Starting at the line that holds "Enumerate this screenshot's", quote every line through the end of the records, both boundary lines included. Omit the pictures.
'''
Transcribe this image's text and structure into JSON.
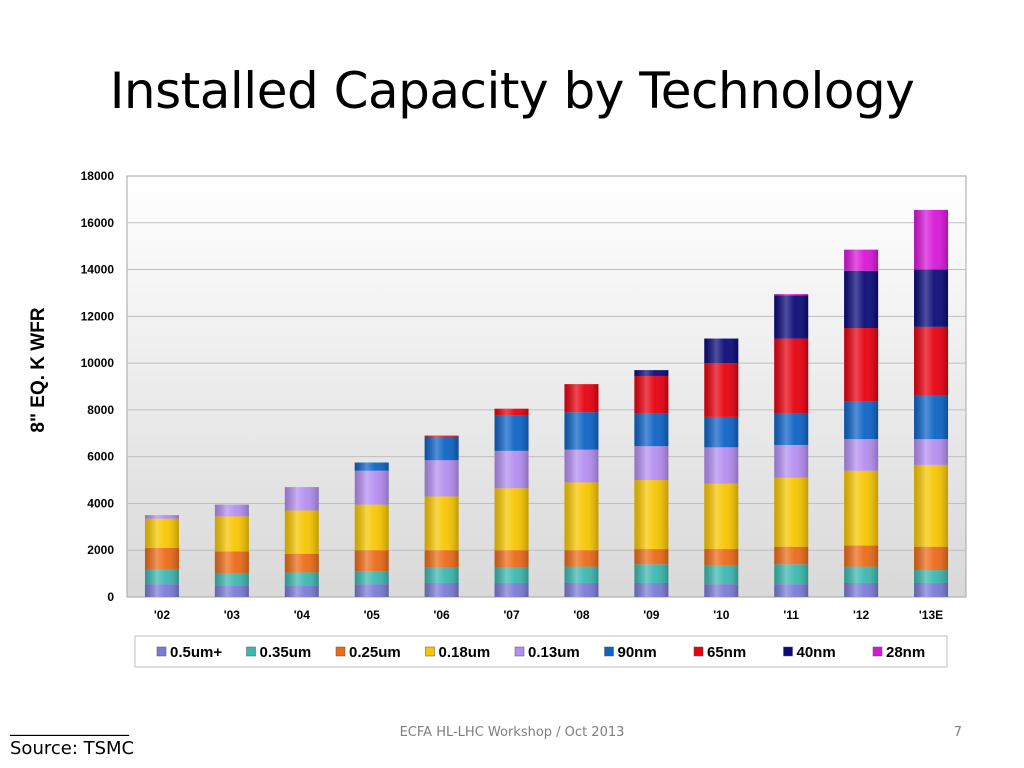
{
  "slide": {
    "title": "Installed Capacity by Technology",
    "footnote_rule": "______________",
    "source": "Source: TSMC",
    "footer": "ECFA HL-LHC Workshop / Oct 2013",
    "page_number": "7"
  },
  "chart_data": {
    "type": "bar",
    "stacked": true,
    "title": "",
    "xlabel": "",
    "ylabel": "8\" EQ. K WFR",
    "ylim": [
      0,
      18000
    ],
    "yticks": [
      0,
      2000,
      4000,
      6000,
      8000,
      10000,
      12000,
      14000,
      16000,
      18000
    ],
    "grid": true,
    "legend_position": "bottom",
    "categories": [
      "'02",
      "'03",
      "'04",
      "'05",
      "'06",
      "'07",
      "'08",
      "'09",
      "'10",
      "'11",
      "'12",
      "'13E"
    ],
    "series": [
      {
        "name": "0.5um+",
        "color": "#7b7bd6",
        "values": [
          550,
          500,
          500,
          550,
          600,
          600,
          600,
          600,
          550,
          550,
          600,
          600
        ]
      },
      {
        "name": "0.35um",
        "color": "#3cb8b0",
        "values": [
          650,
          500,
          550,
          550,
          650,
          650,
          700,
          800,
          800,
          850,
          700,
          550
        ]
      },
      {
        "name": "0.25um",
        "color": "#ec6b18",
        "values": [
          900,
          950,
          800,
          900,
          750,
          750,
          700,
          650,
          700,
          750,
          900,
          1000
        ]
      },
      {
        "name": "0.18um",
        "color": "#f7c600",
        "values": [
          1250,
          1500,
          1850,
          1950,
          2300,
          2650,
          2900,
          2950,
          2800,
          2950,
          3200,
          3500
        ]
      },
      {
        "name": "0.13um",
        "color": "#b48ef0",
        "values": [
          150,
          500,
          1000,
          1450,
          1550,
          1600,
          1400,
          1450,
          1550,
          1400,
          1350,
          1100
        ]
      },
      {
        "name": "90nm",
        "color": "#0d63c7",
        "values": [
          0,
          0,
          0,
          350,
          1000,
          1500,
          1600,
          1400,
          1300,
          1350,
          1600,
          1850
        ]
      },
      {
        "name": "65nm",
        "color": "#e8000e",
        "values": [
          0,
          0,
          0,
          0,
          50,
          300,
          1200,
          1600,
          2300,
          3200,
          3150,
          2950
        ]
      },
      {
        "name": "40nm",
        "color": "#0a0a78",
        "values": [
          0,
          0,
          0,
          0,
          0,
          0,
          0,
          250,
          1050,
          1850,
          2450,
          2450
        ]
      },
      {
        "name": "28nm",
        "color": "#d816d8",
        "values": [
          0,
          0,
          0,
          0,
          0,
          0,
          0,
          0,
          0,
          50,
          900,
          2550
        ]
      }
    ]
  }
}
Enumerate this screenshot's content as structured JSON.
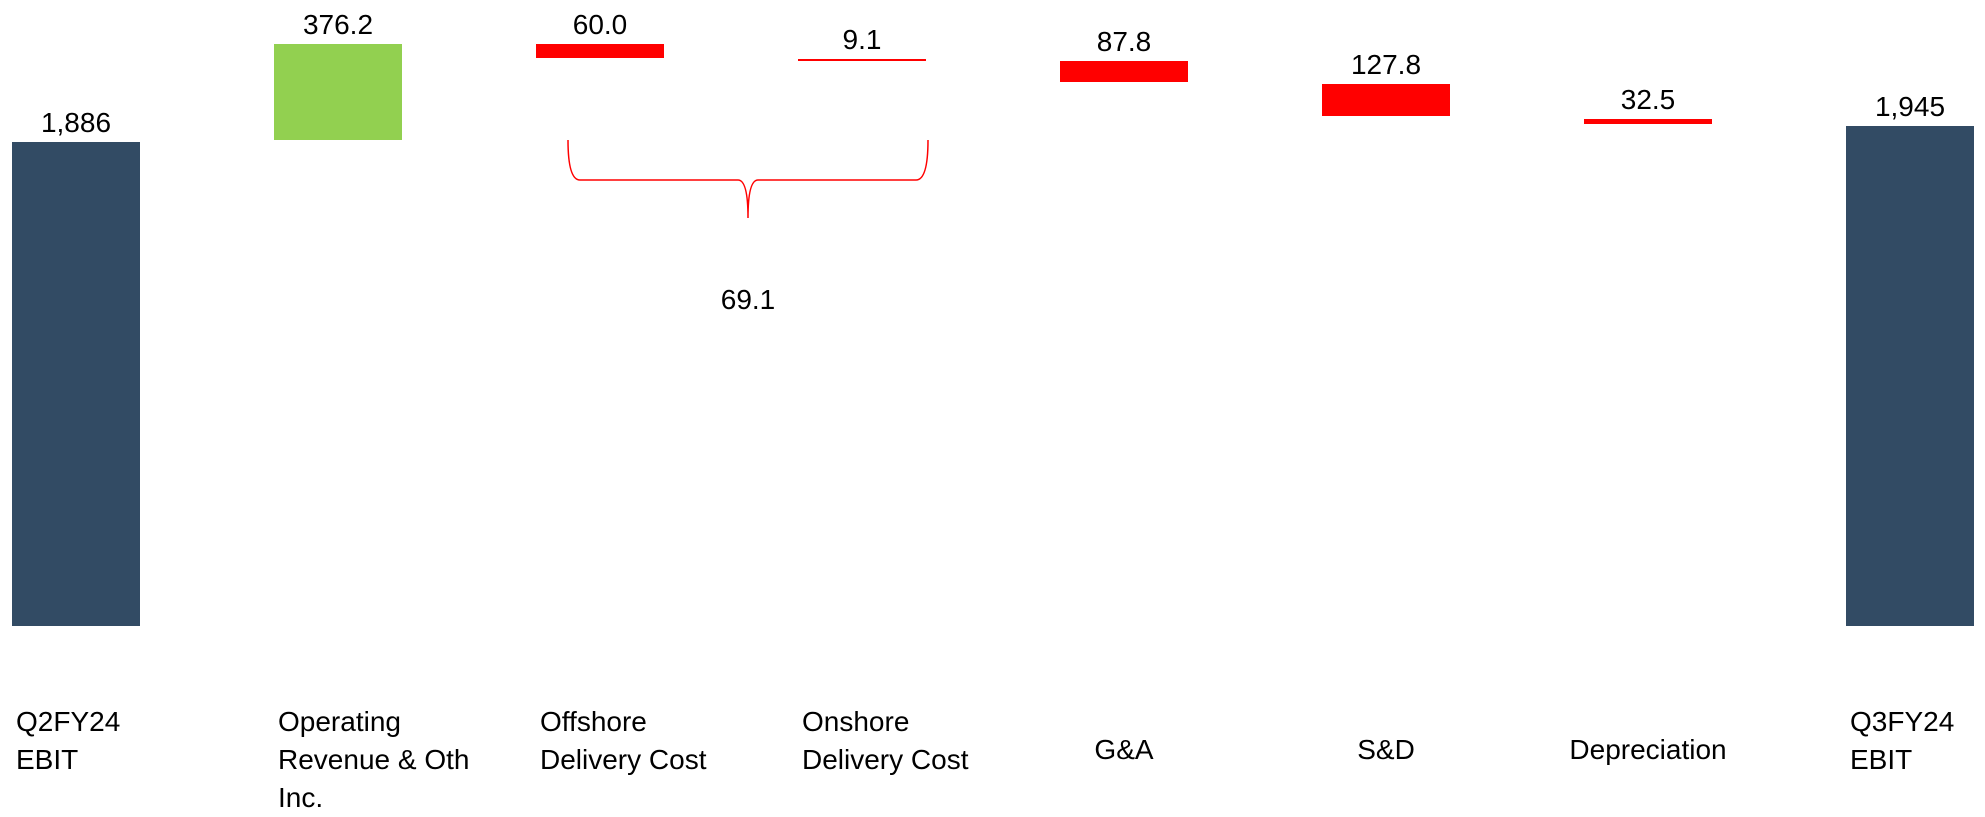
{
  "chart_data": {
    "type": "waterfall",
    "unit": "",
    "categories": [
      "Q2FY24\nEBIT",
      "Operating\nRevenue & Oth\nInc.",
      "Offshore\nDelivery Cost",
      "Onshore\nDelivery Cost",
      "G&A",
      "S&D",
      "Depreciation",
      "Q3FY24\nEBIT"
    ],
    "bars": [
      {
        "kind": "total",
        "value": 1886,
        "label": "1,886"
      },
      {
        "kind": "increase",
        "value": 376.2,
        "label": "376.2"
      },
      {
        "kind": "decrease",
        "value": 60.0,
        "label": "60.0"
      },
      {
        "kind": "decrease",
        "value": 9.1,
        "label": "9.1"
      },
      {
        "kind": "decrease",
        "value": 87.8,
        "label": "87.8"
      },
      {
        "kind": "decrease",
        "value": 127.8,
        "label": "127.8"
      },
      {
        "kind": "decrease",
        "value": 32.5,
        "label": "32.5"
      },
      {
        "kind": "total",
        "value": 1945,
        "label": "1,945"
      }
    ],
    "group_annotation": {
      "from_index": 2,
      "to_index": 3,
      "label": "69.1"
    },
    "colors": {
      "total": "#324b64",
      "increase": "#92d050",
      "decrease": "#ff0000",
      "annotation": "#ff0000"
    },
    "axes_visible": false,
    "grid": false,
    "legend": "none"
  }
}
'''
> _FULL OUTPUT_:
Enumerate this screenshot's content as structured JSON.
{
  "chart_data": {
    "type": "waterfall",
    "unit": "",
    "categories": [
      "Q2FY24\nEBIT",
      "Operating\nRevenue & Oth\nInc.",
      "Offshore\nDelivery Cost",
      "Onshore\nDelivery Cost",
      "G&A",
      "S&D",
      "Depreciation",
      "Q3FY24\nEBIT"
    ],
    "bars": [
      {
        "kind": "total",
        "value": 1886,
        "label": "1,886"
      },
      {
        "kind": "increase",
        "value": 376.2,
        "label": "376.2"
      },
      {
        "kind": "decrease",
        "value": 60.0,
        "label": "60.0"
      },
      {
        "kind": "decrease",
        "value": 9.1,
        "label": "9.1"
      },
      {
        "kind": "decrease",
        "value": 87.8,
        "label": "87.8"
      },
      {
        "kind": "decrease",
        "value": 127.8,
        "label": "127.8"
      },
      {
        "kind": "decrease",
        "value": 32.5,
        "label": "32.5"
      },
      {
        "kind": "total",
        "value": 1945,
        "label": "1,945"
      }
    ],
    "group_annotation": {
      "from_index": 2,
      "to_index": 3,
      "label": "69.1"
    },
    "colors": {
      "total": "#324b64",
      "increase": "#92d050",
      "decrease": "#ff0000",
      "annotation": "#ff0000"
    },
    "axes_visible": false,
    "grid": false,
    "legend": "none"
  }
}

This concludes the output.